---- READING PASSAGE

2017: My Year in Books

An image collage of book covers for all the books I read this year.I set a goal to read 40 books this year, and according to my Goodreads Reading Challenge, I read 59!

I am profoundly grateful to be able to read this much and this widely, considering the historical “book famine” that has plagued blind readers. Only about 10% of English books ever make it into an accessible Braille or audio format, and in most world languages that number is closer to 1%, Advances in technology (like Bookshare and the NLS) and policy (the Chaffey Amendment to U.S. copyright law an the Treaty of Marrakesh internationally) are allowing for more books to be made accessible in Braille and audio more quickly than ever before.

And so, to celebrate, I have taken a cue from my friend Emily K. Michael and decided to share my full 2017 reading list. I’ve pulled out a few that I highly recommend to everyone and added a few comments (choosing which was hard—almost everything I read this year was good!).

Top Picks

(grouped by subject, not quality):

Fiction

 The Dream of Scipio, by Iain Pears

This intricate and well-crafted historical novel traces the lives of three men who live in southern France at different times in history: a fifth-century Roman philosopher-turned-Christian-bishop, a poet in the court of the fourteenth-century Avignon papacy, and a scholar of medieval French poetry in the years leading up to World War II. The three men’s lives parallel one another as each reads and interprets the work of the one who came before.

The King Must Die, by Mary Renault

Mary Renault is a master. This historicized novelization of the myth of Theseus is infused at every turn with her deep knowledge of the ancient Mediterranean world. It perfectly balances the foreignness of the past with the universality of human experience. Historical fiction at its finest.

--------

§ **TASK SET**
a) Reproduce the passage of the 2017 reading-list post verbatim, beginning at the words "(grouped by subject, not" and stopping after "who came before.".
b) Pick up the 2017 reading-list post after its last sentence and keep writing it.

---- DATA LISTING

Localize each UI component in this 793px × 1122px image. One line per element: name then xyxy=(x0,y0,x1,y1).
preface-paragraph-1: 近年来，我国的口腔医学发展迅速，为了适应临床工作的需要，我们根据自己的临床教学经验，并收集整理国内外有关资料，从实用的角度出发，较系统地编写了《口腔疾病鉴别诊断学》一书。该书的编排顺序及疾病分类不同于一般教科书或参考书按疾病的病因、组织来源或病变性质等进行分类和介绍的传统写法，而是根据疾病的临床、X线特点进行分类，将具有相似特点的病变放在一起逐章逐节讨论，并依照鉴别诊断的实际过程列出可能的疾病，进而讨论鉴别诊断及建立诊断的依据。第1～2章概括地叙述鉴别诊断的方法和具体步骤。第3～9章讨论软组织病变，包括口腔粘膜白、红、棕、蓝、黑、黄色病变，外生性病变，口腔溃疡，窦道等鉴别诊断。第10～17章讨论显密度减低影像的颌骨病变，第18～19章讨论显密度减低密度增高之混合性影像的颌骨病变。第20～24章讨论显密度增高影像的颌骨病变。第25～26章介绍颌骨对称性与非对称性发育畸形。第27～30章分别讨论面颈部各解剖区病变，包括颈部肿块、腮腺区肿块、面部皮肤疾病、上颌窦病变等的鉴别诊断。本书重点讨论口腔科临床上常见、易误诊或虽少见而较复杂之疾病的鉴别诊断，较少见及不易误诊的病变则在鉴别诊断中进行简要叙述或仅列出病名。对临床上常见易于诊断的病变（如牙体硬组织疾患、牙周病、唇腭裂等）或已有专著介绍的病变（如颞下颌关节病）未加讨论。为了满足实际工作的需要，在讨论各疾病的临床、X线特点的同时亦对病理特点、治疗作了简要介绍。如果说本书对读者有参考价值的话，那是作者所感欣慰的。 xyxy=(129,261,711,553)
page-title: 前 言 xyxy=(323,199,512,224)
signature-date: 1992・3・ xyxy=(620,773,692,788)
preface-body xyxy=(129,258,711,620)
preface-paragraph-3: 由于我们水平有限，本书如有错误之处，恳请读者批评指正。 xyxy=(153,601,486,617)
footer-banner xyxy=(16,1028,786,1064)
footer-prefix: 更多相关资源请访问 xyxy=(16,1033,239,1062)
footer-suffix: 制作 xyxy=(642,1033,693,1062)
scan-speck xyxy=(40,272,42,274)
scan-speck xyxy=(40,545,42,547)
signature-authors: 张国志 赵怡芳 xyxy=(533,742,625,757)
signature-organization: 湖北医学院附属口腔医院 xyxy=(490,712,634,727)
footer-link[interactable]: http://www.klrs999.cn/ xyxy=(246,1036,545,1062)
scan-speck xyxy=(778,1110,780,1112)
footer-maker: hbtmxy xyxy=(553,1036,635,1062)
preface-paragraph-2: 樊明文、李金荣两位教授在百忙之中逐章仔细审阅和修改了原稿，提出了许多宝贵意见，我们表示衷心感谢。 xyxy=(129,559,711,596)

--------

§ **TASK RESULTS**
a)
(grouped by subject, not quality):

Fiction

 The Dream of Scipio, by Iain Pears

This intricate and well-crafted historical novel traces the lives of three men who live in southern France at different times in history: a fifth-century Roman philosopher-turned-Christian-bishop, a poet in the court of the fourteenth-century Avignon papacy, and a scholar of medieval French poetry in the years leading up to World War II. The three men’s lives parallel one another as each reads and interprets the work of the one who came before.

b)
Non-Fiction

Life and Times of Frederick Douglass, by Frederick Douglass

I have thought of this book often since I read it. It is the third and last of Frederick Douglass’ autobiographical works, revised in 1892, three years before his death. Douglass’ life and accomplishments are, of course, astounding, and his prose is masterful. He is a model of the courage to risk everything for freedom, the passion to fight for justice and equity, and the strength to forgive even those who have harmed us most.

The only fault is Douglass’ meticulous effort to thank and acknowledge every abolitionist and freedom fighter he ever met, which results in long lists of names otherwise forgotten to history. Those aside, the writing is excellent, and this book is well worth the read.

Life’s Work: A Moral Argument for Choice, by Dr. Willie Parker

This is a must-read for all American Christians, and probably for most other Americans as well. Dr. Willie Parker is a Southern, African-American, Pentecostal Christian abortion provider—a unique perspective in a political landscape known for entrenched positions and hostility to productive discussion.

Dr. Parker argues from his life history and his Christian faith that access to safe abortions is a moral imperative in a loving and just society. It is precisely the Christian foundation for his beliefs and practice (often in the face of abuse and threats of violence) that makes this book so unusual and valuable. It defies the notion that Christianity can permit only one stance on reproductive rights, and I hope by the end readers will see that there is more to being truly pro-life than simply voting against abortion.

Evil: Inside Human Violence and Cruelty, by Roy F. Baumeister

Probably the best book I’ve read on the dark side of human nature. Baumeister’s broad synthesis of the research debunks the common simplistic notion that only unusual, intrinsically bad people (i.e., “bad apples”) can commit acts of horrific violence. He also avoids the emerging popular view that these terrible deeds are primarily the product of external, situational factors (i.e., “bad barrels,” an approach typified by Philip Zimbardo in The Lucifer Effect, below).

Instead, Baumeister presents a complex interaction between individuals and their contexts. The seeds of evil are present in every person to a greater or lesser extent, but how they manifest depends greatly on the social and cultural context.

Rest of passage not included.